QUOTED PASSAGE:
# Stuck



## Helicon (May 22, 2011)

What do you if you love your kids, your house, and your pets, but hate your wife?

It's sad to think I have to give up all the other things I love about my life just so I can have sex again. Our marriage is shot.

I don't want to end up alone in an apartment somewhere regretting my actions. Even though our kids are older (18 & 20 and still live at home) I feel this overwhelming sense of fatherly duty to make sure I'm a daily part of my kids lives so the make the right choices.


----------



## DelinquentGurl (Mar 25, 2011)

You say you hate your wife. What makes you hate her?
Would counseling be an option?
_Posted via Mobile Device_


----------



## Mom6547 (Jul 13, 2010)

Helicon said:


> What do you if you love your kids, your house, and your pets, but hate your wife?
> 
> It's sad to think I have to give up all the other things I love about my life just so I can have sex again. Our marriage is shot.
> 
> I don't want to end up alone in an apartment somewhere regretting my actions. Even though our kids are older (18 & 20 and still live at home) I feel this overwhelming sense of fatherly duty to make sure I'm a daily part of my kids lives so the make the right choices.


At 18 and 20, it is time for them to leave the nest and not have daily contact with Mommy and Daddy anyway.


----------

DATA LINES:

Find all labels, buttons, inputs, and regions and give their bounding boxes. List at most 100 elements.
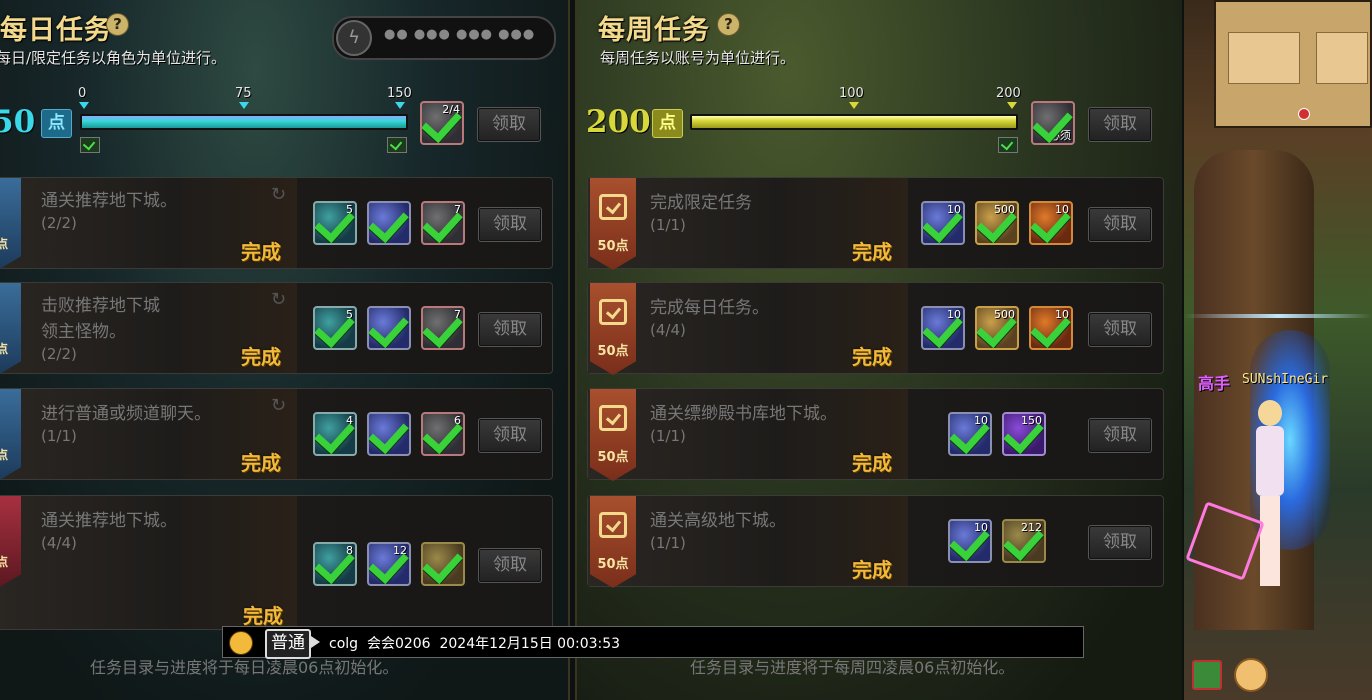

PROBLEMS TO SOLVE:
1. In the forum thread, why does the last reply say that daily contact with the parents doesn't matter? Answer in one to three sentences.
2. From the forum thread, quote the passage starting at "## Helicon (May" and ending at "(Mar 25, 2011)".
The listing is separate material, unrelated to the forum thread.

THE ANSWERS:
1. The reply points out that the children are 18 and 20. At that age, it says, it is time for them to leave the nest and stop having daily contact with their parents anyway.

2.
## Helicon (May 22, 2011)

What do you if you love your kids, your house, and your pets, but hate your wife?

It's sad to think I have to give up all the other things I love about my life just so I can have sex again. Our marriage is shot.

I don't want to end up alone in an apartment somewhere regretting my actions. Even though our kids are older (18 & 20 and still live at home) I feel this overwhelming sense of fatherly duty to make sure I'm a daily part of my kids lives so the make the right choices.


----------



## DelinquentGurl (Mar 25, 2011)